## Begin EXTRACTED DATA
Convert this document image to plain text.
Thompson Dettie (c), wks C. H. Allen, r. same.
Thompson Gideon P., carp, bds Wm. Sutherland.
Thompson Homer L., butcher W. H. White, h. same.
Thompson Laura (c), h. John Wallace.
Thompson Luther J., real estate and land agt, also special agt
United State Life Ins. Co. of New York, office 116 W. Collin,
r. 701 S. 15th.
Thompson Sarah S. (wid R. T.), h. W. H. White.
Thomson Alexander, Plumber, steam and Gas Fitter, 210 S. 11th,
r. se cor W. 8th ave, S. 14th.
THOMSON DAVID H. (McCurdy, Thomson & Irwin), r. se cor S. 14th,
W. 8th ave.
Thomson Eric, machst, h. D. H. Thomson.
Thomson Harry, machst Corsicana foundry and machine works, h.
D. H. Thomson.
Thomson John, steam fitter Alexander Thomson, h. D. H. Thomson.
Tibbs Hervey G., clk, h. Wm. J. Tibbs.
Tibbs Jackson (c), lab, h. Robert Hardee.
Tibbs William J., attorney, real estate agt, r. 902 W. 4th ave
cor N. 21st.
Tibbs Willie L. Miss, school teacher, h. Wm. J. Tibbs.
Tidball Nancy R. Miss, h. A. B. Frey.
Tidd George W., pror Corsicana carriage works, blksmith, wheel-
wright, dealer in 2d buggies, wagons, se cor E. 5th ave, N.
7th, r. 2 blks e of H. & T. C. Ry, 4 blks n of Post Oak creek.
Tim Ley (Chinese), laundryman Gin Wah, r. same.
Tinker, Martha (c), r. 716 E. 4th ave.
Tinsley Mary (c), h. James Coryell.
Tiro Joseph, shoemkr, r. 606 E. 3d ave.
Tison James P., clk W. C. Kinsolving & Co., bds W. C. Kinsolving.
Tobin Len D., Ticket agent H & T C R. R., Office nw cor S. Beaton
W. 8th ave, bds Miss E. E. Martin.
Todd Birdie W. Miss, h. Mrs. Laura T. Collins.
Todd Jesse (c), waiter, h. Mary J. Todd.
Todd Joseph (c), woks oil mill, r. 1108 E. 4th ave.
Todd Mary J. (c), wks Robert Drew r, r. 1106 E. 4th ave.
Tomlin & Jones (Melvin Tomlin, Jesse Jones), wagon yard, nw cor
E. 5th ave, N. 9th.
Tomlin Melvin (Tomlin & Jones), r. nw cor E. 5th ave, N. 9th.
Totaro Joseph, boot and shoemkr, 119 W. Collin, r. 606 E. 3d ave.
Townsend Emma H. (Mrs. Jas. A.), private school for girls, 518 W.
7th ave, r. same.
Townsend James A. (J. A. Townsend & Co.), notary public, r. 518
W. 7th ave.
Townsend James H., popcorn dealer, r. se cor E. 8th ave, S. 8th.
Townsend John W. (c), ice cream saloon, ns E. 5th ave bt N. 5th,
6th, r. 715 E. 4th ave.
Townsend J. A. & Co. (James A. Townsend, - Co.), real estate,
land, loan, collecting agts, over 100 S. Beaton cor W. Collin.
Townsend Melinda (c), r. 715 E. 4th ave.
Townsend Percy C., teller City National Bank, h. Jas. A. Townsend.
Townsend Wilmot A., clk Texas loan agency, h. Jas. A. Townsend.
## End EXTRACTED DATA
• [STATED GOAL] Search the entries for the word "Townsend", then list each line that holds it.

• [REPLY TO THE TASK]
Townsend Emma H. (Mrs. Jas. A.), private school for girls, 518 W.
Townsend James A. (J. A. Townsend & Co.), notary public, r. 518
Townsend James H., popcorn dealer, r. se cor E. 8th ave, S. 8th.
Townsend John W. (c), ice cream saloon, ns E. 5th ave bt N. 5th,
Townsend J. A. & Co. (James A. Townsend, - Co.), real estate,
Townsend Melinda (c), r. 715 E. 4th ave.
Townsend Percy C., teller City National Bank, h. Jas. A. Townsend.
Townsend Wilmot A., clk Texas loan agency, h. Jas. A. Townsend.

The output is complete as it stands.